READING PASSAGE
========
Casey Mulligan kept repeating “market analysis” and “compensating differential” like an Evangelical minister invoking Jesus, though with less charisma and more of an Aspy affect. Mulligan, a University of Chicago economist, was speaking about the Affordable Care Act at the opening plenary of the American Society of Health Economists conference last week. Despite his audience’s knowledge of both economics and the ACA, Mulligan made few substantive points. In fact, Mulligan behaved like a religious zealot, denouncing many health economists as apostates who ignore “market analysis” and demonstrating his own devotion to Platonic ideals of economics.
Mulligan seemed like a religious zealot first and foremost because he did not bother to engage in real analysis or provide evidence. Obviously, Mulligan is a very smart, highly trained economist, who is more than capable of analyzing the complexities of anything he wants. But at least at this event, he did not do so.
(Caveat: This post is based on my memory, my notes and conversations with others. I will check my memory once ASHEcon posts the video.)
Leaving the plenary furious, I wondered if I was seeing Mulligan through partisan eyes. Although I see the flaws of Obamacare—the avoidable, the unavoidable, and the tradeoffs—I am a supporter. I decided to ask conservative health economists, over the course of the three-day conference, what they thought of Mulligan’s performance. I sought out those who I knew to be or suspected might be Obamacare critics. (Since I did not ask to quote anyone and had not even planned to write this post when I asked, I will not name anyone.) My survey is obviously not representative of audience members, biased towards those I know and happened to run in to—and had a sample size in the single digits.
The consensus was overwhelming: “same stuff over and over again” and “not a lot of content.” The most complimentary responses were: “he didn’t explain very well” and “there was a lot to be conveyed, but it didn’t happen.”
Mulligan was not utterly without substance nor was his substance without merit. In the interest of fairness and to give you a flavor of what he did and did not say, below are all of Mulligan’s points with more explanation and context than he provided:
1. The employer mandate will reduce the demand for labor—employers will hire less.
I doubt there was a person in the room who does not think this will happen to some extent. The question is how much.
Richard Freeman, writing about the minimum wage, provides what I think is the real explanation: Conservative economists believe that people change their behavior a lot in response to price changes. If it becomes more expensive to hire people (due to a minimum wage hike or new employer mandate), conservative economists expect that employers will dramatically reduce how many people they hire. Liberal economists believe people change their behavior much less in response to price changes.
Mulligan could have provided evidence or more detailed analysis for why he expects disastrous labor market effects. But he didn’t. That’s why his faith in big responses to a higher price for hiring seemed to me like, well, faith.
2. Romneycare’s penalty for hiring is ten times larger than Obamacare’s.
This was the only thing that I personally learned from Mulligan. Remember that a lot of people in the audience know a lot about the ACA.
3. Simulations by Congressional Budget Office, Urban Institute, and Jonathan Gruber don’t use “market analysis.”
Mulligan was “facing” Peter Orzag, former CBO head and Obama administration Office of Management and Budget director. When Mulligan slandered CBO, Orzag pushed back, asking how there could be no market analysis when CBO predicts a reduction in employment. (CBO’s prediction is about 3 percentage points smaller than that predicted by Mulligan.) Eventually, it was clear that Mulligan meant the simulations do not explicitly model multiple firms and employees competing. Instead, simulations usually use elasticities—summaries of how price sensitive actors are, estimated from past empirical evidence.
========
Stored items
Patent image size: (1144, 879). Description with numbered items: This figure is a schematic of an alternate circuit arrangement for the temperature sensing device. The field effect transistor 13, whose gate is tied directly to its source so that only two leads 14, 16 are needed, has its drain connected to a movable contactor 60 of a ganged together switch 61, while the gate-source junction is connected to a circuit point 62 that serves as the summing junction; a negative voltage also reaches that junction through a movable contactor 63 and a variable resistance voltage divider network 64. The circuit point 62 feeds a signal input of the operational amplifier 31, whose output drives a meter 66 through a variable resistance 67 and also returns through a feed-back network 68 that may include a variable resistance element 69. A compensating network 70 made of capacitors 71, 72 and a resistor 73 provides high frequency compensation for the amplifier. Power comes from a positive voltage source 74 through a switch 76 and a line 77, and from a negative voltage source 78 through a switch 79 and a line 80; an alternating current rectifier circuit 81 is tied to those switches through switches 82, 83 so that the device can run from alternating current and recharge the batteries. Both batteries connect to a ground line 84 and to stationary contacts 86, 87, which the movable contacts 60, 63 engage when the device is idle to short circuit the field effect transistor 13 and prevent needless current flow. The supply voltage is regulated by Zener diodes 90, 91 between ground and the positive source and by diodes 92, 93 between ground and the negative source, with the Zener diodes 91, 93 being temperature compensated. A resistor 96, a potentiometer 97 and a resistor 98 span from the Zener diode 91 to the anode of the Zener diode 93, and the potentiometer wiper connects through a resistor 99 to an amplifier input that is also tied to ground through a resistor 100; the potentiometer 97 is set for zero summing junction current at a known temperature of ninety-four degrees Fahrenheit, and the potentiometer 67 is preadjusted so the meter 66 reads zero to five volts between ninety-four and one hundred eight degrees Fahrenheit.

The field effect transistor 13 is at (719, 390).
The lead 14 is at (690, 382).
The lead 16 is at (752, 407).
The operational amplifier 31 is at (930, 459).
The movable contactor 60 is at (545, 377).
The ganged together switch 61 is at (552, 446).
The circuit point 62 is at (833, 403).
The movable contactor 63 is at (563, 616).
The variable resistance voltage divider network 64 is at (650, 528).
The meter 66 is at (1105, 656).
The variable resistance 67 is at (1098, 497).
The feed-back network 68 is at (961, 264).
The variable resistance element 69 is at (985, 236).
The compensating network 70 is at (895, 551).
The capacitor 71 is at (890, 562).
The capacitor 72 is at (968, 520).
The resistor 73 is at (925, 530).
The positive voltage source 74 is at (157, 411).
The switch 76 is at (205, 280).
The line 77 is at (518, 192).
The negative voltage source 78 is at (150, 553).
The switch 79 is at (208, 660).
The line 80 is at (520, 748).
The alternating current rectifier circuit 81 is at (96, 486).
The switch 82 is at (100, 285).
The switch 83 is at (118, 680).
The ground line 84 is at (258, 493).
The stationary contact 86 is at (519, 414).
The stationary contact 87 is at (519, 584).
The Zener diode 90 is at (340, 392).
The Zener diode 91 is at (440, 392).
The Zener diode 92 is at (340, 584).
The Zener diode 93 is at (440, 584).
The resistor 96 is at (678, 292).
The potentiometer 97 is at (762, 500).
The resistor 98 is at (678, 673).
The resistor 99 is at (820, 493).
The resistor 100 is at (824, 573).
========
STATED EXERCISE
Resume the post about Casey Mulligan's talk on the Affordable Care Act from the point where it stops. These records come from a different source than the post about Casey Mulligan's talk.

WRITTEN ANSWER
I am not a fan of such simulation models, but Mulligan failed to make a specific case that the elasticities used are so far off. Instead, he accused the simulators of willfully turning their backs on “market analysis.” He also referred everyone to his forthcoming e-book but failed to tell us about its content.
4. There are “100% taxes.”
Mulligan meant, I assume, that some ACA rules have cliffs, where a small increase in, say, earnings or people employed, eliminates benefits entirely.
5. Obamacare rules cause incentives for some existing firms to break up into different firms because incentives to for employees to get employer provided health insurance will vary.
This is the same kind of force that now drives firms to contract out cleaning so they don’t have to pay for health insurance benefits for cleaners even though they pay for it for professionals.
Mulligan made legitimate, potentially important points but failed to back up his contention of catastrophic size labor market consequences. Moreover, when pushed by Orzag to go beyond decrying impending doom and provide some numbers, Mulligan predicted a 4 percentage point drop in employment. Such a drop would certainly be a big, bad deal but (to me at least) not as catastrophic as he implied.
Audience members of all political persuasions complained about Mulligan’s tone, several calling it “obnoxious.” That is saying a lot, because aggressiveness—arrogance even—is common among economists. But aggressiveness is only admired when bolstering impressive analysis.
Mulligan also revealed his dogmatism by failing to engage with others’ views. Mulligan ignored the issues Orzag focused on, particularly the slowdown of health care expenditure growth. Perhaps Orzag’s analysis was not sufficiently pure market analysis. Or perhaps Mulligan doesn’t think expenditures are a proper thing to discuss, since they ought to be whatever the market makes them.
And Mulligan barely bothered to engage with the moderator, the very knowledgeable health policy journalist, Sarah Kliff. He implicitly dismissed her at one point, saying that that he does not “blame” journalists for “not doing market analysis,” because “their job is to sell newspapers.” I am all for analyzing how the economics of journalism affects journalists’ knowledge and behavior, but don’t ignore the empirical evidence sitting beside you.
Finally, Mulligan’s dogmatism was revealed by what replaced analysis and engagement. Along with repeating sacred economic phrases in an outraged voice, Mulligan did things like quote Adam Smith—a quote whose relevance I could not discern. I overheard someone say afterwards that Adam Smith would roll over in his grave. Smith always had wonderfully specific analysis.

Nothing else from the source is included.